Work to complete — Your answer must be every line of the data below that holds the string "ARNm", copied exactly.

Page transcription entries
------------------------------
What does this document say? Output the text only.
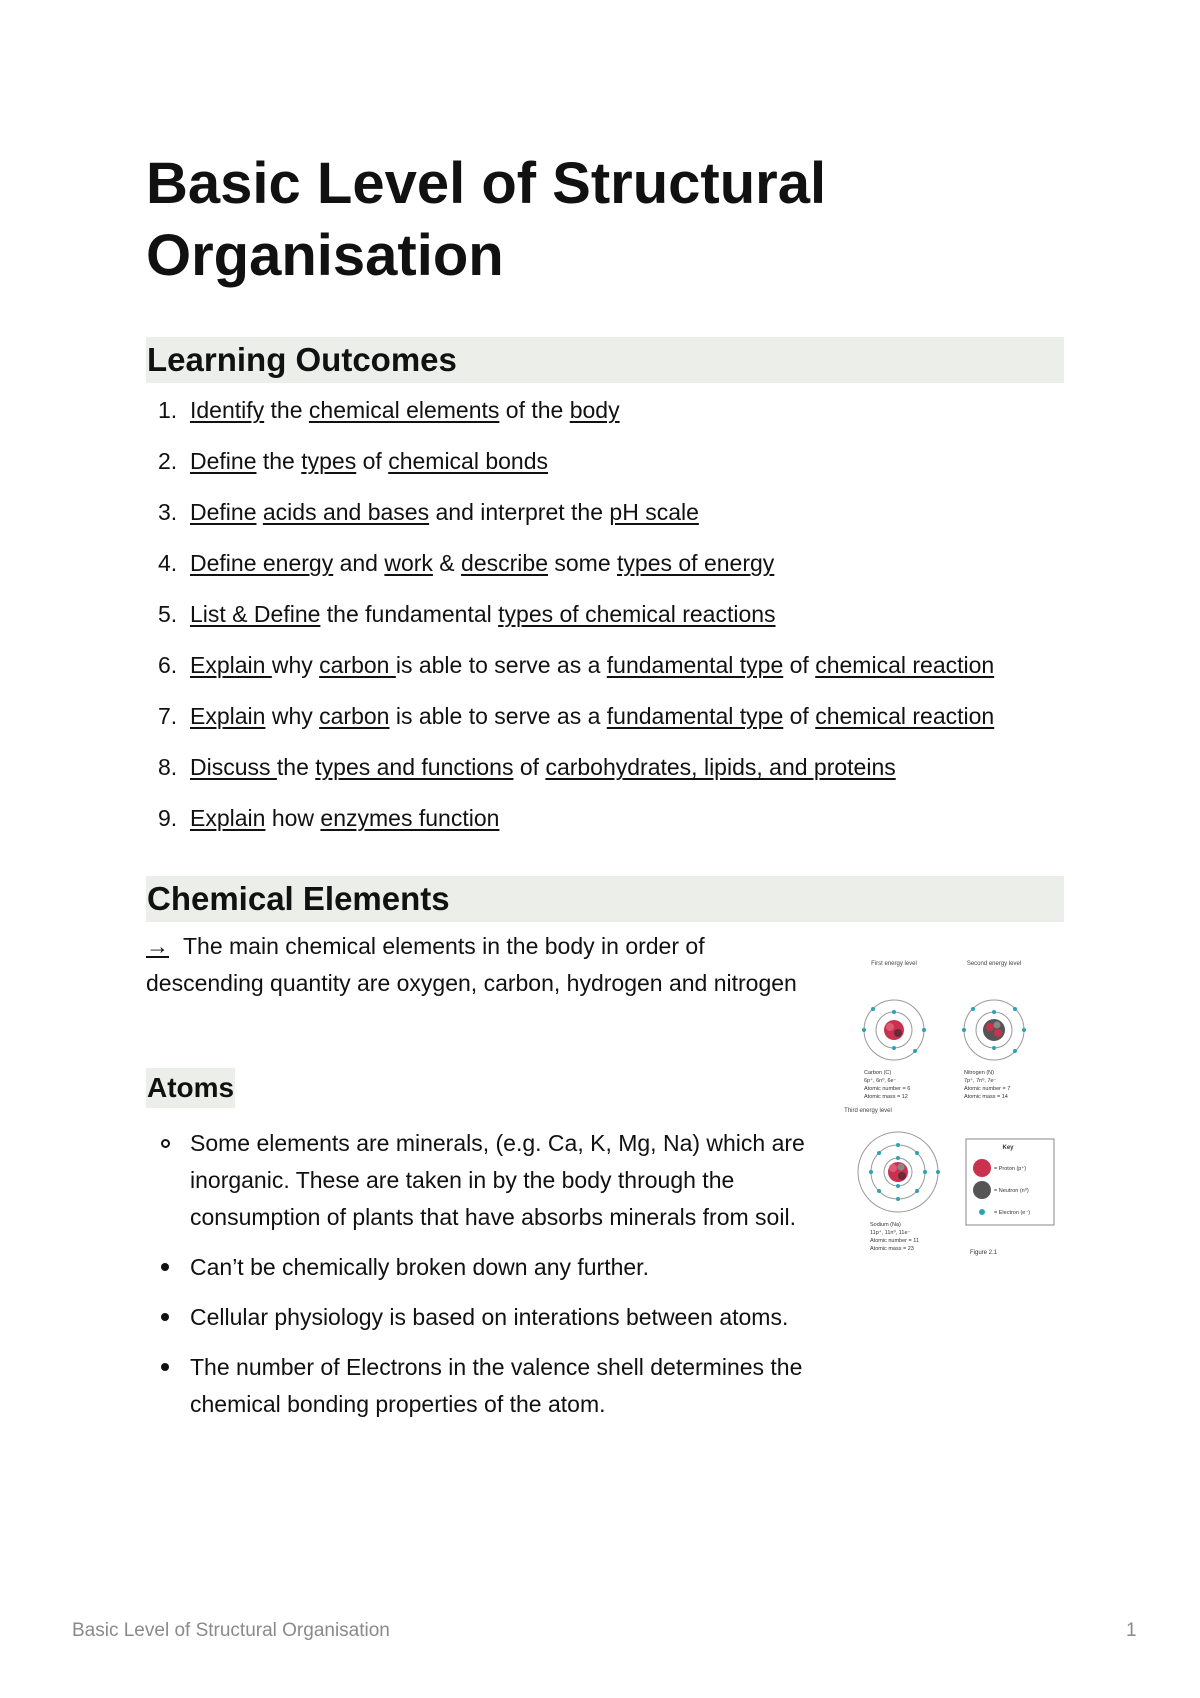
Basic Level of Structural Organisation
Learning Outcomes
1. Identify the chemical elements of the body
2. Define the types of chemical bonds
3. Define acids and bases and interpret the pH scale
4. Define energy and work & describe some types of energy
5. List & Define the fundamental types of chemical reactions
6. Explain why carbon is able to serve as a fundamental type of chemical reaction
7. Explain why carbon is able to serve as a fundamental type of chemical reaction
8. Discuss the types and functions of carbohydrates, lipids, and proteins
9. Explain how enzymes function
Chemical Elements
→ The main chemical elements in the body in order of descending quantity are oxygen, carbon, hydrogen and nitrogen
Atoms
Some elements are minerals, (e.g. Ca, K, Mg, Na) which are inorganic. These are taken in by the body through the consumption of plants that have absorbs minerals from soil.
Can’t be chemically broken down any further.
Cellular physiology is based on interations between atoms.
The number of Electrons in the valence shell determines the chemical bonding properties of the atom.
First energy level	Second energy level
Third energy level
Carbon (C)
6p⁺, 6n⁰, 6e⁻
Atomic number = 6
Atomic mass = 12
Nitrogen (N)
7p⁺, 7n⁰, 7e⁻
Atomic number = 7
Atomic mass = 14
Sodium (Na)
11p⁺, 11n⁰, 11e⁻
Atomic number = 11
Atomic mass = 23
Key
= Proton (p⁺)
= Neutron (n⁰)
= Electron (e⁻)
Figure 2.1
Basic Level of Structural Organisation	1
------------------------------
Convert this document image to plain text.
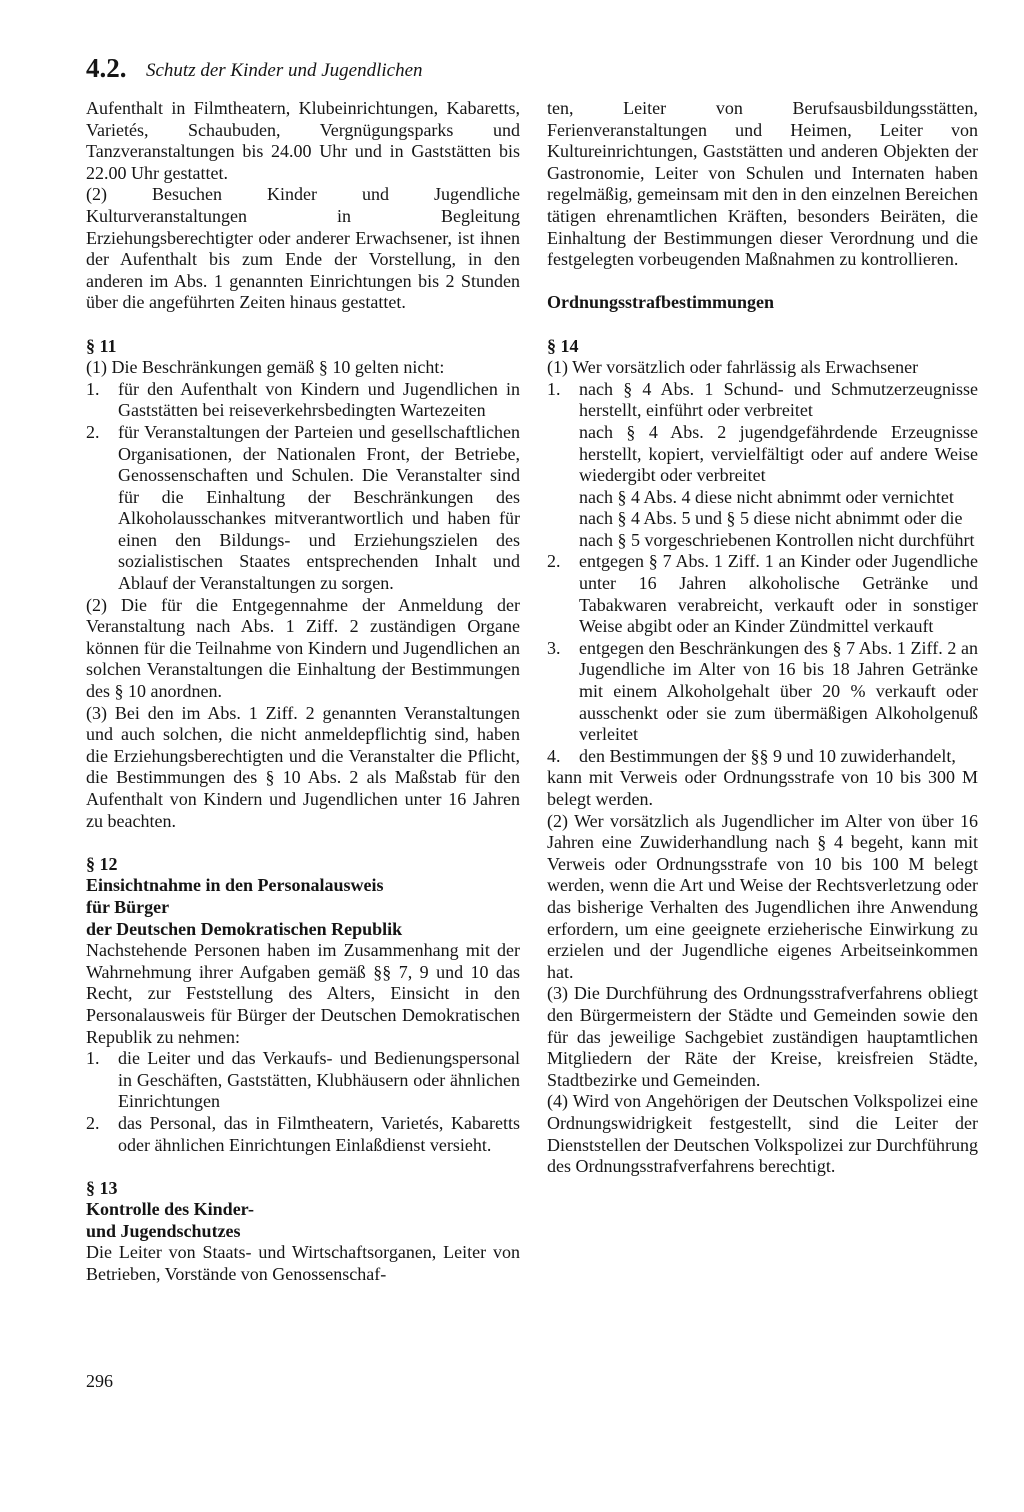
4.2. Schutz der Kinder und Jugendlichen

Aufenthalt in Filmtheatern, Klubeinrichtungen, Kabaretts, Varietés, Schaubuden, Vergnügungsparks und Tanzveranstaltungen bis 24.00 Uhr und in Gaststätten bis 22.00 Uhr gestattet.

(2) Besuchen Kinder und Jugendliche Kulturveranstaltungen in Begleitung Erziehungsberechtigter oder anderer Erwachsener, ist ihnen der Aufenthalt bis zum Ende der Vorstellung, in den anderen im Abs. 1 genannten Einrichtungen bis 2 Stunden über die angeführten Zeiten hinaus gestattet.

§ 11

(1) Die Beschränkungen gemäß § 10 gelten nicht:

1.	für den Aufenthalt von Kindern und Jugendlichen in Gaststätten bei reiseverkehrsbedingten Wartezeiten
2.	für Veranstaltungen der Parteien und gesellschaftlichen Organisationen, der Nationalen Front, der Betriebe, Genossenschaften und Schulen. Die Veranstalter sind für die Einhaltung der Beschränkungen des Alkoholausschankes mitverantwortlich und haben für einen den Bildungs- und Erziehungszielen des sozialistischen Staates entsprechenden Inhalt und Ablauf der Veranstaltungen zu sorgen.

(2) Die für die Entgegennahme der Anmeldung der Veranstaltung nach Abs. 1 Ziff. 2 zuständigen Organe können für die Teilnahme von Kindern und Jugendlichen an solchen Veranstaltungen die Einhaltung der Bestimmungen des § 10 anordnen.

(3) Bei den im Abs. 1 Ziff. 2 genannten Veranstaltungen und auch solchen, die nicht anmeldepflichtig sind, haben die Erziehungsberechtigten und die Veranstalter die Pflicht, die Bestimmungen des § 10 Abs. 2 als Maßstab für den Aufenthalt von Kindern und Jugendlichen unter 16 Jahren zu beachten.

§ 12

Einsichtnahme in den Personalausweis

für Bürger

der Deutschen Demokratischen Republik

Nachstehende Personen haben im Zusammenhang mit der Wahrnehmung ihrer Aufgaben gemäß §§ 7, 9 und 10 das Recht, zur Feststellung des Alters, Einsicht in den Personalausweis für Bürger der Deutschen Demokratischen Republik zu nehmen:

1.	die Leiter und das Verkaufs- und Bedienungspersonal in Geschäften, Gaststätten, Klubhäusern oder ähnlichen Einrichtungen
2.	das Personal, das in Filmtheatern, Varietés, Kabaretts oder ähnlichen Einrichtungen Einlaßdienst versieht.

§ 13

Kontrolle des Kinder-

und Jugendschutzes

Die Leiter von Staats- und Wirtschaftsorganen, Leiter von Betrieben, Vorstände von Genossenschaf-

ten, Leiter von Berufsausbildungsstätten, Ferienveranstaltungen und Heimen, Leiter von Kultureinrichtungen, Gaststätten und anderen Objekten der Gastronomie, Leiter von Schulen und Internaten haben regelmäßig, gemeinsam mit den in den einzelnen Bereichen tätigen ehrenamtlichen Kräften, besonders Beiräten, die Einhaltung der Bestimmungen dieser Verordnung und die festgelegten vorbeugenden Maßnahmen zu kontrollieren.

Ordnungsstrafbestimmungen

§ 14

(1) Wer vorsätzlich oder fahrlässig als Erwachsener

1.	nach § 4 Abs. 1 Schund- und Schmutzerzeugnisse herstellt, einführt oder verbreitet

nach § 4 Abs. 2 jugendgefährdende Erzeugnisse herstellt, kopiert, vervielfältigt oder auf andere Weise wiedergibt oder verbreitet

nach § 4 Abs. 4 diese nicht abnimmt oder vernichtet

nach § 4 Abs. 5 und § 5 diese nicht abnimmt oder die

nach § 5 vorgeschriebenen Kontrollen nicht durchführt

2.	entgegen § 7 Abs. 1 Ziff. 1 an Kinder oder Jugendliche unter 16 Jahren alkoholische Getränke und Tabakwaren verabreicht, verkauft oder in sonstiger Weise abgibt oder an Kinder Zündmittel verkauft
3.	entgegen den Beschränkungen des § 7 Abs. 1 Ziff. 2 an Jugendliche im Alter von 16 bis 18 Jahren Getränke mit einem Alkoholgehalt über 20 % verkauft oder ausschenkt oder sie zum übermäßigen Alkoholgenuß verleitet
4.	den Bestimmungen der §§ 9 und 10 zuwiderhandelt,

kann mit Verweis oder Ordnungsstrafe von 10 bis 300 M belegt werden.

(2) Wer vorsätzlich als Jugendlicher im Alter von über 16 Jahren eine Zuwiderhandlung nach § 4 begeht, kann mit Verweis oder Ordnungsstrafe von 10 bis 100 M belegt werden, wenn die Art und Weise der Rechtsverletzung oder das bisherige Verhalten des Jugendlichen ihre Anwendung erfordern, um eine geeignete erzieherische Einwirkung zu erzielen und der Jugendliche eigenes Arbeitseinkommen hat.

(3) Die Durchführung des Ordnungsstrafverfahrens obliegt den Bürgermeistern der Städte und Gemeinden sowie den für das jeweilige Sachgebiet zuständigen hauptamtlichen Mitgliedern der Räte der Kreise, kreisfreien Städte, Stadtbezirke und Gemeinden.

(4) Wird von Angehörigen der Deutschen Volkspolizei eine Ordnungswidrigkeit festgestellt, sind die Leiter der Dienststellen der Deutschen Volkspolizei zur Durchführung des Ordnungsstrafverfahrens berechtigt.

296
------------------------------
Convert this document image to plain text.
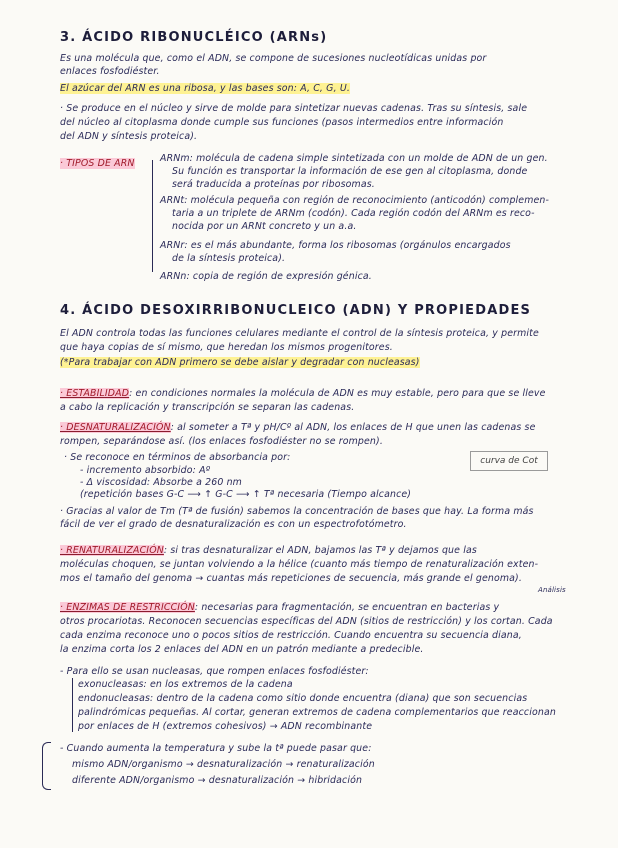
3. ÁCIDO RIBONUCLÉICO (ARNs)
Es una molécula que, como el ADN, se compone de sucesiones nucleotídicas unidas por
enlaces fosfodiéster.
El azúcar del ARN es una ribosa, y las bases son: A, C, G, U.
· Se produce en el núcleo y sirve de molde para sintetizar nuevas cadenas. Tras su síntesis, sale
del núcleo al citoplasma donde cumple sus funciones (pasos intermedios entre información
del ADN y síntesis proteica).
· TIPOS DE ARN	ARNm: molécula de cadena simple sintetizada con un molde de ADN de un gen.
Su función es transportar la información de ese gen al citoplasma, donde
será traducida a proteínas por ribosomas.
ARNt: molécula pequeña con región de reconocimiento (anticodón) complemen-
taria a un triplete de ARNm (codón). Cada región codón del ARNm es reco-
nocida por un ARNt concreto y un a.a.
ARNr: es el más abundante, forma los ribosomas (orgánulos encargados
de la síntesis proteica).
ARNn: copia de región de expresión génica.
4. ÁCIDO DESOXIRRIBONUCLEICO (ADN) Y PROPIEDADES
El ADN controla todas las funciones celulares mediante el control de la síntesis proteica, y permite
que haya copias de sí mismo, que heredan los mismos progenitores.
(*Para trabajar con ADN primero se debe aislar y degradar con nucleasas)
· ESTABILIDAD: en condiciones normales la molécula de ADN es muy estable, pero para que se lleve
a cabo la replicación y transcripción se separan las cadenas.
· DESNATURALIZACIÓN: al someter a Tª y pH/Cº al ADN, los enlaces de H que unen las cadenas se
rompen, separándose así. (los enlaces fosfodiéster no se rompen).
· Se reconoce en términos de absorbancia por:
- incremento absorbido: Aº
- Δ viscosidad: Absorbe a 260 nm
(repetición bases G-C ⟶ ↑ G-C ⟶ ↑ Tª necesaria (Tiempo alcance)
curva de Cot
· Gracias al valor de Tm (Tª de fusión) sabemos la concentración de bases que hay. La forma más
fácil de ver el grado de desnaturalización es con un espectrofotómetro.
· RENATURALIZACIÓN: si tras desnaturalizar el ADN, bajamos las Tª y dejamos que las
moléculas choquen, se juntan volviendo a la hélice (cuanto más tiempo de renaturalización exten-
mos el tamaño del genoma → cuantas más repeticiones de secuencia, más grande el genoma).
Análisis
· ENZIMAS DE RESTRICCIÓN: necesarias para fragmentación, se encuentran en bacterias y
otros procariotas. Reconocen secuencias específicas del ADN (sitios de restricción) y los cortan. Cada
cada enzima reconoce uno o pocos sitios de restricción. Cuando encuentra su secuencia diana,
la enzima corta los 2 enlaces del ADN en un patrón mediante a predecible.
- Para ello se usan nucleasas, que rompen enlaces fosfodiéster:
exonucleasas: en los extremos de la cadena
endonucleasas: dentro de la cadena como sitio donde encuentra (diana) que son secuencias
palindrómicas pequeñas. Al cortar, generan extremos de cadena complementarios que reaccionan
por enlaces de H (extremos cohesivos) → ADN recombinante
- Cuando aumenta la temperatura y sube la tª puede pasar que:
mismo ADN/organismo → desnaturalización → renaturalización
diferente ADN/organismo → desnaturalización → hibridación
------------------------------
Response to this exercise —
· TIPOS DE ARN	ARNm: molécula de cadena simple sintetizada con un molde de ADN de un gen.
taria a un triplete de ARNm (codón). Cada región codón del ARNm es reco-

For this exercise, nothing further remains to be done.